— BEGIN The records —
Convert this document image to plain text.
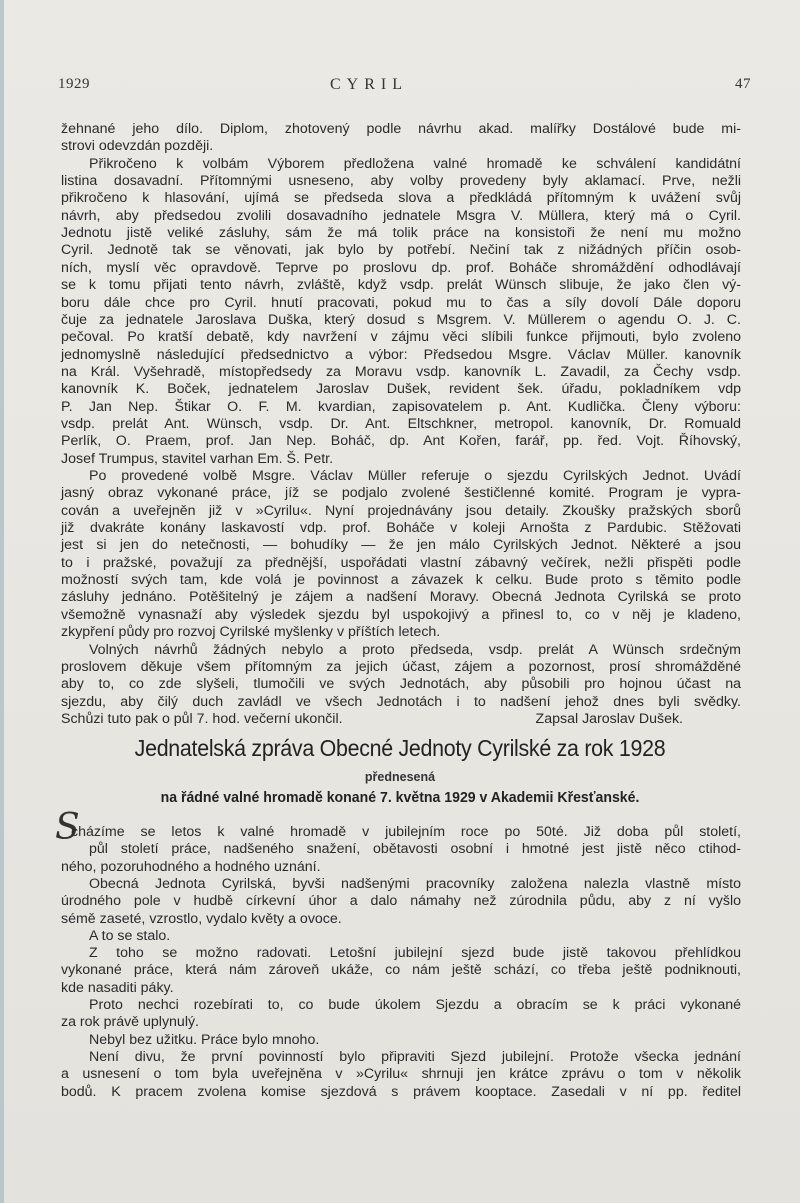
1929	CYRIL	47
žehnané jeho dílo. Diplom, zhotovený podle návrhu akad. malířky Dostálové bude mi-
strovi odevzdán později.
Přikročeno k volbám Výborem předložena valné hromadě ke schválení kandidátní
listina dosavadní. Přítomnými usneseno, aby volby provedeny byly aklamací. Prve, nežli
přikročeno k hlasování, ujímá se předseda slova a předkládá přítomným k uvážení svůj
návrh, aby předsedou zvolili dosavadního jednatele Msgra V. Müllera, který má o Cyril.
Jednotu jistě veliké zásluhy, sám že má tolik práce na konsistoři že není mu možno
Cyril. Jednotě tak se věnovati, jak bylo by potřebí. Nečiní tak z nižádných příčin osob-
ních, myslí věc opravdově. Teprve po proslovu dp. prof. Boháče shromáždění odhodlávají
se k tomu přijati tento návrh, zvláště, když vsdp. prelát Wünsch slibuje, že jako člen vý-
boru dále chce pro Cyril. hnutí pracovati, pokud mu to čas a síly dovolí Dále doporu
čuje za jednatele Jaroslava Duška, který dosud s Msgrem. V. Müllerem o agendu O. J. C.
pečoval. Po kratší debatě, kdy navržení v zájmu věci slíbili funkce přijmouti, bylo zvoleno
jednomyslně následující předsednictvo a výbor: Předsedou Msgre. Václav Müller. kanovník
na Král. Vyšehradě, místopředsedy za Moravu vsdp. kanovník L. Zavadil, za Čechy vsdp.
kanovník K. Boček, jednatelem Jaroslav Dušek, revident šek. úřadu, pokladníkem vdp
P. Jan Nep. Štikar O. F. M. kvardian, zapisovatelem p. Ant. Kudlička. Členy výboru:
vsdp. prelát Ant. Wünsch, vsdp. Dr. Ant. Eltschkner, metropol. kanovník, Dr. Romuald
Perlík, O. Praem, prof. Jan Nep. Boháč, dp. Ant Kořen, farář, pp. řed. Vojt. Říhovský,
Josef Trumpus, stavitel varhan Em. Š. Petr.
Po provedené volbě Msgre. Václav Müller referuje o sjezdu Cyrilských Jednot. Uvádí
jasný obraz vykonané práce, jíž se podjalo zvolené šestičlenné komité. Program je vypra-
cován a uveřejněn již v »Cyrilu«. Nyní projednávány jsou detaily. Zkoušky pražských sborů
již dvakráte konány laskavostí vdp. prof. Boháče v koleji Arnošta z Pardubic. Stěžovati
jest si jen do netečnosti, — bohudíky — že jen málo Cyrilských Jednot. Některé a jsou
to i pražské, považují za přednější, uspořádati vlastní zábavný večírek, nežli přispěti podle
možností svých tam, kde volá je povinnost a závazek k celku. Bude proto s těmito podle
zásluhy jednáno. Potěšitelný je zájem a nadšení Moravy. Obecná Jednota Cyrilská se proto
všemožně vynasnaží aby výsledek sjezdu byl uspokojivý a přinesl to, co v něj je kladeno,
zkypření půdy pro rozvoj Cyrilské myšlenky v příštích letech.
Volných návrhů žádných nebylo a proto předseda, vsdp. prelát A Wünsch srdečným
proslovem děkuje všem přítomným za jejich účast, zájem a pozornost, prosí shromážděné
aby to, co zde slyšeli, tlumočili ve svých Jednotách, aby působili pro hojnou účast na
sjezdu, aby čilý duch zavládl ve všech Jednotách i to nadšení jehož dnes byli svědky.
Schůzi tuto pak o půl 7. hod. večerní ukončil.	Zapsal Jaroslav Dušek.
Jednatelská zpráva Obecné Jednoty Cyrilské za rok 1928
přednesená
na řádné valné hromadě konané 7. května 1929 v Akademii Křesťanské.
S
cházíme se letos k valné hromadě v jubilejním roce po 50té. Již doba půl století,
půl století práce, nadšeného snažení, obětavosti osobní i hmotné jest jistě něco ctihod-
ného, pozoruhodného a hodného uznání.
Obecná Jednota Cyrilská, byvši nadšenými pracovníky založena nalezla vlastně místo
úrodného pole v hudbě církevní úhor a dalo námahy než zúrodnila půdu, aby z ní vyšlo
sémě zaseté, vzrostlo, vydalo květy a ovoce.
A to se stalo.
Z toho se možno radovati. Letošní jubilejní sjezd bude jistě takovou přehlídkou
vykonané práce, která nám zároveň ukáže, co nám ještě schází, co třeba ještě podniknouti,
kde nasaditi páky.
Proto nechci rozebírati to, co bude úkolem Sjezdu a obracím se k práci vykonané
za rok právě uplynulý.
Nebyl bez užitku. Práce bylo mnoho.
Není divu, že první povinností bylo připraviti Sjezd jubilejní. Protože všecka jednání
a usnesení o tom byla uveřejněna v »Cyrilu« shrnuji jen krátce zprávu o tom v několik
bodů. K pracem zvolena komise sjezdová s právem kooptace. Zasedali v ní pp. ředitel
— END The records —
* Set exercise
Repeat the full listing above exactly, with no pictures in the copy.

* Solution for this task
Convert this document image to plain text.
1929	CYRIL	47
žehnané jeho dílo. Diplom, zhotovený podle návrhu akad. malířky Dostálové bude mi-
strovi odevzdán později.
Přikročeno k volbám Výborem předložena valné hromadě ke schválení kandidátní
listina dosavadní. Přítomnými usneseno, aby volby provedeny byly aklamací. Prve, nežli
přikročeno k hlasování, ujímá se předseda slova a předkládá přítomným k uvážení svůj
návrh, aby předsedou zvolili dosavadního jednatele Msgra V. Müllera, který má o Cyril.
Jednotu jistě veliké zásluhy, sám že má tolik práce na konsistoři že není mu možno
Cyril. Jednotě tak se věnovati, jak bylo by potřebí. Nečiní tak z nižádných příčin osob-
ních, myslí věc opravdově. Teprve po proslovu dp. prof. Boháče shromáždění odhodlávají
se k tomu přijati tento návrh, zvláště, když vsdp. prelát Wünsch slibuje, že jako člen vý-
boru dále chce pro Cyril. hnutí pracovati, pokud mu to čas a síly dovolí Dále doporu
čuje za jednatele Jaroslava Duška, který dosud s Msgrem. V. Müllerem o agendu O. J. C.
pečoval. Po kratší debatě, kdy navržení v zájmu věci slíbili funkce přijmouti, bylo zvoleno
jednomyslně následující předsednictvo a výbor: Předsedou Msgre. Václav Müller. kanovník
na Král. Vyšehradě, místopředsedy za Moravu vsdp. kanovník L. Zavadil, za Čechy vsdp.
kanovník K. Boček, jednatelem Jaroslav Dušek, revident šek. úřadu, pokladníkem vdp
P. Jan Nep. Štikar O. F. M. kvardian, zapisovatelem p. Ant. Kudlička. Členy výboru:
vsdp. prelát Ant. Wünsch, vsdp. Dr. Ant. Eltschkner, metropol. kanovník, Dr. Romuald
Perlík, O. Praem, prof. Jan Nep. Boháč, dp. Ant Kořen, farář, pp. řed. Vojt. Říhovský,
Josef Trumpus, stavitel varhan Em. Š. Petr.
Po provedené volbě Msgre. Václav Müller referuje o sjezdu Cyrilských Jednot. Uvádí
jasný obraz vykonané práce, jíž se podjalo zvolené šestičlenné komité. Program je vypra-
cován a uveřejněn již v »Cyrilu«. Nyní projednávány jsou detaily. Zkoušky pražských sborů
již dvakráte konány laskavostí vdp. prof. Boháče v koleji Arnošta z Pardubic. Stěžovati
jest si jen do netečnosti, — bohudíky — že jen málo Cyrilských Jednot. Některé a jsou
to i pražské, považují za přednější, uspořádati vlastní zábavný večírek, nežli přispěti podle
možností svých tam, kde volá je povinnost a závazek k celku. Bude proto s těmito podle
zásluhy jednáno. Potěšitelný je zájem a nadšení Moravy. Obecná Jednota Cyrilská se proto
všemožně vynasnaží aby výsledek sjezdu byl uspokojivý a přinesl to, co v něj je kladeno,
zkypření půdy pro rozvoj Cyrilské myšlenky v příštích letech.
Volných návrhů žádných nebylo a proto předseda, vsdp. prelát A Wünsch srdečným
proslovem děkuje všem přítomným za jejich účast, zájem a pozornost, prosí shromážděné
aby to, co zde slyšeli, tlumočili ve svých Jednotách, aby působili pro hojnou účast na
sjezdu, aby čilý duch zavládl ve všech Jednotách i to nadšení jehož dnes byli svědky.
Schůzi tuto pak o půl 7. hod. večerní ukončil.	Zapsal Jaroslav Dušek.
Jednatelská zpráva Obecné Jednoty Cyrilské za rok 1928
přednesená
na řádné valné hromadě konané 7. května 1929 v Akademii Křesťanské.
S
cházíme se letos k valné hromadě v jubilejním roce po 50té. Již doba půl století,
půl století práce, nadšeného snažení, obětavosti osobní i hmotné jest jistě něco ctihod-
ného, pozoruhodného a hodného uznání.
Obecná Jednota Cyrilská, byvši nadšenými pracovníky založena nalezla vlastně místo
úrodného pole v hudbě církevní úhor a dalo námahy než zúrodnila půdu, aby z ní vyšlo
sémě zaseté, vzrostlo, vydalo květy a ovoce.
A to se stalo.
Z toho se možno radovati. Letošní jubilejní sjezd bude jistě takovou přehlídkou
vykonané práce, která nám zároveň ukáže, co nám ještě schází, co třeba ještě podniknouti,
kde nasaditi páky.
Proto nechci rozebírati to, co bude úkolem Sjezdu a obracím se k práci vykonané
za rok právě uplynulý.
Nebyl bez užitku. Práce bylo mnoho.
Není divu, že první povinností bylo připraviti Sjezd jubilejní. Protože všecka jednání
a usnesení o tom byla uveřejněna v »Cyrilu« shrnuji jen krátce zprávu o tom v několik
bodů. K pracem zvolena komise sjezdová s právem kooptace. Zasedali v ní pp. ředitel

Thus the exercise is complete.